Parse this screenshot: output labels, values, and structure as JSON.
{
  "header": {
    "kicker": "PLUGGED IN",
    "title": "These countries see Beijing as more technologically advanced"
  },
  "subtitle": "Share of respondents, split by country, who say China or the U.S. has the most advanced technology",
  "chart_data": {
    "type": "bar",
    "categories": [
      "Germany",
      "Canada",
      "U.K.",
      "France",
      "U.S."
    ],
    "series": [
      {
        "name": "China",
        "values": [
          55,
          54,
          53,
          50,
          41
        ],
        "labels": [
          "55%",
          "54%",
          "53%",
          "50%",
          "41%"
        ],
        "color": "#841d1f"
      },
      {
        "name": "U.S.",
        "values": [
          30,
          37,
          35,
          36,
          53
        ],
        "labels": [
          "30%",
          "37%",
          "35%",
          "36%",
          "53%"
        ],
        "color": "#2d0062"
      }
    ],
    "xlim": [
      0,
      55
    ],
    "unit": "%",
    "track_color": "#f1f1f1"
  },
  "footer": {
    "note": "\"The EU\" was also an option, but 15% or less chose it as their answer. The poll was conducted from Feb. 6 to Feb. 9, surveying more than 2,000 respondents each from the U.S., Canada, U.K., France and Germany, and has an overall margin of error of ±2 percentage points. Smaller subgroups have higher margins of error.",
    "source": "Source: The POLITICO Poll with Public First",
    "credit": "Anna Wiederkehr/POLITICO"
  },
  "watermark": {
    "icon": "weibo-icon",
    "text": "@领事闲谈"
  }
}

§ **WHAT THE TASK ASKS**: Where a line above holds the string "more", show that line.

§ **TASK RESULT**:
    "title": "These countries see Beijing as more technologically advanced"
    "note": "\"The EU\" was also an option, but 15% or less chose it as their answer. The poll was conducted from Feb. 6 to Feb. 9, surveying more than 2,000 respondents each from the U.S., Canada, U.K., France and Germany, and has an overall margin of error of ±2 percentage points. Smaller subgroups have higher margins of error.",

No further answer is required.